Part of a data file:
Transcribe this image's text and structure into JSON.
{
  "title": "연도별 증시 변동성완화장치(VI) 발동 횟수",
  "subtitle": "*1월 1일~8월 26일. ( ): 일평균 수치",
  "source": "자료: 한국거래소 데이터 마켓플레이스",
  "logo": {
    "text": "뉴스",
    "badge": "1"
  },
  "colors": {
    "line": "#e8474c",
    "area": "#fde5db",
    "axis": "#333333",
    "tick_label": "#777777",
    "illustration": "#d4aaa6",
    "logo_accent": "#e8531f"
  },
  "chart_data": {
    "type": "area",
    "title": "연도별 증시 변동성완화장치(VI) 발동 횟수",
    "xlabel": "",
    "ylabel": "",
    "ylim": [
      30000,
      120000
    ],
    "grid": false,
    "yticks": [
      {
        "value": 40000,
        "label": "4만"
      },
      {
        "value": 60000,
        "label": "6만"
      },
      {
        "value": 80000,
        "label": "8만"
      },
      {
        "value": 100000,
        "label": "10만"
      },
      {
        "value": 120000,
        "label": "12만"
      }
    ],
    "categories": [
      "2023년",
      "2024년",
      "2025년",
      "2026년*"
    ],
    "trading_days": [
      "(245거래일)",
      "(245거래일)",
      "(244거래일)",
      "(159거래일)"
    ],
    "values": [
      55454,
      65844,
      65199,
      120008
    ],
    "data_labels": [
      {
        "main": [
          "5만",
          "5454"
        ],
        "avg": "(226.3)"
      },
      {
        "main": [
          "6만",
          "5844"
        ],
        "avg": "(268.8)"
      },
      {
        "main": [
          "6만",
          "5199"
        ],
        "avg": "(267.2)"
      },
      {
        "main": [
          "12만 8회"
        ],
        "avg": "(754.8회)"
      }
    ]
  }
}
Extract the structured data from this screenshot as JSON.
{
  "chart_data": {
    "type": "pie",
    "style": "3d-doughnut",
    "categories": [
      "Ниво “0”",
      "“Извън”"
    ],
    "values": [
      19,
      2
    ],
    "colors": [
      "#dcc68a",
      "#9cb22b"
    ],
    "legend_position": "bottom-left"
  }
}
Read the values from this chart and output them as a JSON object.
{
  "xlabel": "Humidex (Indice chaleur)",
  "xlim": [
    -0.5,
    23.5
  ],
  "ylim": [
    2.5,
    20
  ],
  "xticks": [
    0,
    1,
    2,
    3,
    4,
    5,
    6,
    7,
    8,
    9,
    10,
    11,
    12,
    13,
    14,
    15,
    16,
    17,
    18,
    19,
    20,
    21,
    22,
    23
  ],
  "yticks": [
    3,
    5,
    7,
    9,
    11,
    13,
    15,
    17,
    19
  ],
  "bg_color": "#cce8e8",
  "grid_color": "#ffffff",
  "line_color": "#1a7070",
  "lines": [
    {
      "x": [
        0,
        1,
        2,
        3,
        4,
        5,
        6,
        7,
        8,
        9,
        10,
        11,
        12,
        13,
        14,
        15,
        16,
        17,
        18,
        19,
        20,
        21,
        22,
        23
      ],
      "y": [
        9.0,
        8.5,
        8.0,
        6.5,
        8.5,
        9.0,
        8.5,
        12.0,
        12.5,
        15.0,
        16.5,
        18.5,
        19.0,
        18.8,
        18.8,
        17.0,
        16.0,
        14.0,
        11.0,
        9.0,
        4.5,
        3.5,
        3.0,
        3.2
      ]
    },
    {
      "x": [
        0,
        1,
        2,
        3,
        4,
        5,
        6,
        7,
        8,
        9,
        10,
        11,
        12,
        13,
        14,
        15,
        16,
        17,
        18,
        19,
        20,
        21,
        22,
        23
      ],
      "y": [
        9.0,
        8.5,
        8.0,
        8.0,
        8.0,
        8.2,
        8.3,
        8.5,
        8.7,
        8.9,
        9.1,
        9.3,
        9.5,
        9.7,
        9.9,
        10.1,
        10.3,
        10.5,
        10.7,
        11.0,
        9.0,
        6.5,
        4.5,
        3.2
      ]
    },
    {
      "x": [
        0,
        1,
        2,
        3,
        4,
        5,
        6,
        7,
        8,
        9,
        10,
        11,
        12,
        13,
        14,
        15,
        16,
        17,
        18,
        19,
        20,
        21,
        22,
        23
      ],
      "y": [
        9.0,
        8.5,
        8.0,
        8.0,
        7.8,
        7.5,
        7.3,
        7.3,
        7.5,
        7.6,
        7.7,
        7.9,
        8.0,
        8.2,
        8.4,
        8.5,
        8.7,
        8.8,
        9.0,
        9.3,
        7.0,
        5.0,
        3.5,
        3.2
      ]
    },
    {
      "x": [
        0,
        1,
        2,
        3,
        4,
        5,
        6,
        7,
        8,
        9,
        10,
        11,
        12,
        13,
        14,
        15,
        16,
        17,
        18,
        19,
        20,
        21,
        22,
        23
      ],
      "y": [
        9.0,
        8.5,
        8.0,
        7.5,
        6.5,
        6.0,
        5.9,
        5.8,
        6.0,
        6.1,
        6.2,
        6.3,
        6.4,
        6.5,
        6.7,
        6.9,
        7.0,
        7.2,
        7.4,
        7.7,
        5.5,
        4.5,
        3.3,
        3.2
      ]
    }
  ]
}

[What is being asked]:
Looking at the listing above, count the lines that contain "JSON" and give nothing but the number.

[Expected output]:
3